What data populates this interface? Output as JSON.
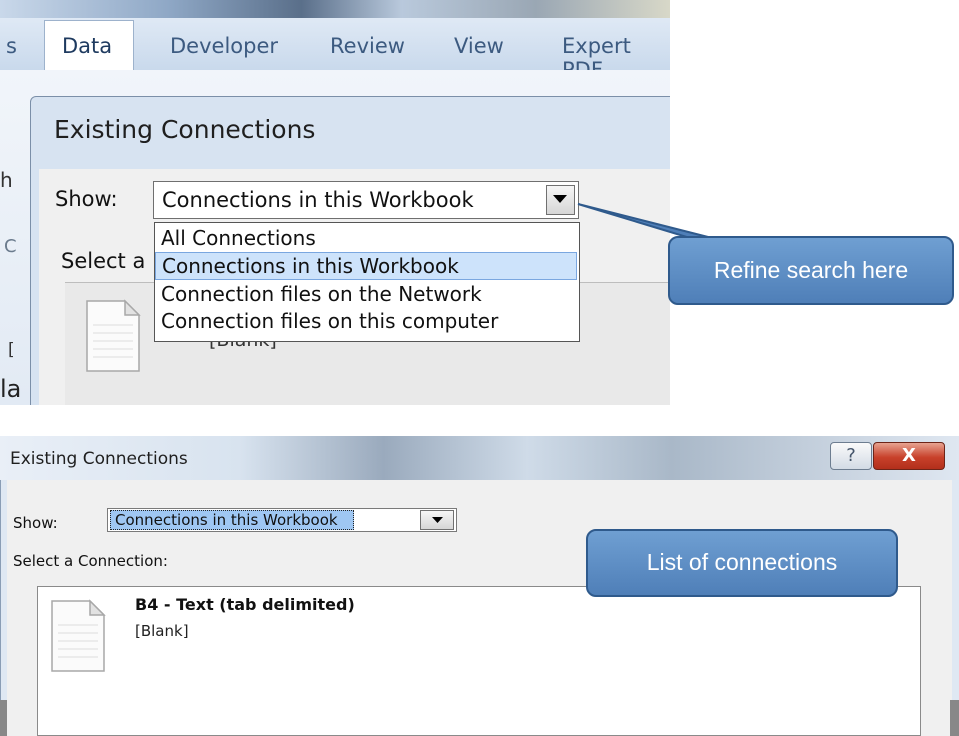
{
  "ribbon": {
    "tabs": [
      "s",
      "Data",
      "Developer",
      "Review",
      "View",
      "Expert PDF"
    ]
  },
  "left_strip": [
    "h",
    "C",
    "[",
    "la"
  ],
  "dialog_top": {
    "title": "Existing Connections",
    "show_label": "Show:",
    "selected_value": "Connections in this Workbook",
    "select_a_label": "Select a",
    "blank_text": "[Blank]",
    "dropdown_options": [
      "All Connections",
      "Connections in this Workbook",
      "Connection files on the Network",
      "Connection files on this computer"
    ],
    "highlighted_option_index": 1
  },
  "callouts": {
    "top": "Refine search here",
    "bottom": "List of connections"
  },
  "dialog_bottom": {
    "title": "Existing Connections",
    "help_glyph": "?",
    "close_glyph": "X",
    "show_label": "Show:",
    "selected_value": "Connections in this Workbook",
    "select_connection_label": "Select a Connection:",
    "connection": {
      "name": "B4 - Text (tab delimited)",
      "description": "[Blank]"
    }
  },
  "colors": {
    "callout_fill": "#5b8cc6",
    "callout_border": "#2f5a8c",
    "highlight": "#cde3fb",
    "close_button": "#c8412b"
  },
  "icons": [
    "dropdown-arrow-icon",
    "document-icon",
    "help-icon",
    "close-icon"
  ]
}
****************
Written instruction.
Copy the records above exactly, leaving out every picture.

Answer to this exercise.
What data populates this interface? Output as JSON.
{
  "ribbon": {
    "tabs": [
      "s",
      "Data",
      "Developer",
      "Review",
      "View",
      "Expert PDF"
    ]
  },
  "left_strip": [
    "h",
    "C",
    "[",
    "la"
  ],
  "dialog_top": {
    "title": "Existing Connections",
    "show_label": "Show:",
    "selected_value": "Connections in this Workbook",
    "select_a_label": "Select a",
    "blank_text": "[Blank]",
    "dropdown_options": [
      "All Connections",
      "Connections in this Workbook",
      "Connection files on the Network",
      "Connection files on this computer"
    ],
    "highlighted_option_index": 1
  },
  "callouts": {
    "top": "Refine search here",
    "bottom": "List of connections"
  },
  "dialog_bottom": {
    "title": "Existing Connections",
    "help_glyph": "?",
    "close_glyph": "X",
    "show_label": "Show:",
    "selected_value": "Connections in this Workbook",
    "select_connection_label": "Select a Connection:",
    "connection": {
      "name": "B4 - Text (tab delimited)",
      "description": "[Blank]"
    }
  },
  "colors": {
    "callout_fill": "#5b8cc6",
    "callout_border": "#2f5a8c",
    "highlight": "#cde3fb",
    "close_button": "#c8412b"
  },
  "icons": [
    "dropdown-arrow-icon",
    "document-icon",
    "help-icon",
    "close-icon"
  ]
}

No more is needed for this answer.